Part of a data file
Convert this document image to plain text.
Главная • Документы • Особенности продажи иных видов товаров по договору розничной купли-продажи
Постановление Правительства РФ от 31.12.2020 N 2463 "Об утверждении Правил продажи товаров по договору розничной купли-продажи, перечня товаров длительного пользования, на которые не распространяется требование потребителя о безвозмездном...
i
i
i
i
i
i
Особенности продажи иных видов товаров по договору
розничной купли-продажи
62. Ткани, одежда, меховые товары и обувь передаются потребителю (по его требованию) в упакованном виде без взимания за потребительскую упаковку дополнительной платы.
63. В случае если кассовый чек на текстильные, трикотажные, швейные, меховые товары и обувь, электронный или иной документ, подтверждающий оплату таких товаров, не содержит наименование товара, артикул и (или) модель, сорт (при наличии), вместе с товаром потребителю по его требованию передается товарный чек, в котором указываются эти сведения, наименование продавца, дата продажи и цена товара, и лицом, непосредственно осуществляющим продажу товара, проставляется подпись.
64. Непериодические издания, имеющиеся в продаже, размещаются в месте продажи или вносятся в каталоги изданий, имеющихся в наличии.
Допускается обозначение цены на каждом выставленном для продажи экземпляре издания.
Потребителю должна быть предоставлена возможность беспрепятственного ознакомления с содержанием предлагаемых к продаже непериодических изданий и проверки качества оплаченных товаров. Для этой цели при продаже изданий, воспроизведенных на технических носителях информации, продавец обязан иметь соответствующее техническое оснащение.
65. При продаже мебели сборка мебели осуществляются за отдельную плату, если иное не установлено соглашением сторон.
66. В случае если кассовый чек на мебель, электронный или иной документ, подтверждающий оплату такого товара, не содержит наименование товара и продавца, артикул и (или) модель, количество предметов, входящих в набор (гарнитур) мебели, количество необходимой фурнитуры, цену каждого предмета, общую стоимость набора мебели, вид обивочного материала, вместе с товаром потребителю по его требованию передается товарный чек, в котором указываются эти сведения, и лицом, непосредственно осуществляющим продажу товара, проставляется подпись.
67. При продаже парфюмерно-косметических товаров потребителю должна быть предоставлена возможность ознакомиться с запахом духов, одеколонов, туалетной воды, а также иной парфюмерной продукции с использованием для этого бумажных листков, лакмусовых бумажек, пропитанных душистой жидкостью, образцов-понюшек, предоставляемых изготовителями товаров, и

= Set exercise =
Extract the complete set of records unchanged.

= Expected answer =
Convert this document image to plain text.
Главная • Документы • Особенности продажи иных видов товаров по договору розничной купли-продажи
Постановление Правительства РФ от 31.12.2020 N 2463 "Об утверждении Правил продажи товаров по договору розничной купли-продажи, перечня товаров длительного пользования, на которые не распространяется требование потребителя о безвозмездном...
i
i
i
i
i
i
Особенности продажи иных видов товаров по договору
розничной купли-продажи
62. Ткани, одежда, меховые товары и обувь передаются потребителю (по его требованию) в упакованном виде без взимания за потребительскую упаковку дополнительной платы.
63. В случае если кассовый чек на текстильные, трикотажные, швейные, меховые товары и обувь, электронный или иной документ, подтверждающий оплату таких товаров, не содержит наименование товара, артикул и (или) модель, сорт (при наличии), вместе с товаром потребителю по его требованию передается товарный чек, в котором указываются эти сведения, наименование продавца, дата продажи и цена товара, и лицом, непосредственно осуществляющим продажу товара, проставляется подпись.
64. Непериодические издания, имеющиеся в продаже, размещаются в месте продажи или вносятся в каталоги изданий, имеющихся в наличии.
Допускается обозначение цены на каждом выставленном для продажи экземпляре издания.
Потребителю должна быть предоставлена возможность беспрепятственного ознакомления с содержанием предлагаемых к продаже непериодических изданий и проверки качества оплаченных товаров. Для этой цели при продаже изданий, воспроизведенных на технических носителях информации, продавец обязан иметь соответствующее техническое оснащение.
65. При продаже мебели сборка мебели осуществляются за отдельную плату, если иное не установлено соглашением сторон.
66. В случае если кассовый чек на мебель, электронный или иной документ, подтверждающий оплату такого товара, не содержит наименование товара и продавца, артикул и (или) модель, количество предметов, входящих в набор (гарнитур) мебели, количество необходимой фурнитуры, цену каждого предмета, общую стоимость набора мебели, вид обивочного материала, вместе с товаром потребителю по его требованию передается товарный чек, в котором указываются эти сведения, и лицом, непосредственно осуществляющим продажу товара, проставляется подпись.
67. При продаже парфюмерно-косметических товаров потребителю должна быть предоставлена возможность ознакомиться с запахом духов, одеколонов, туалетной воды, а также иной парфюмерной продукции с использованием для этого бумажных листков, лакмусовых бумажек, пропитанных душистой жидкостью, образцов-понюшек, предоставляемых изготовителями товаров, и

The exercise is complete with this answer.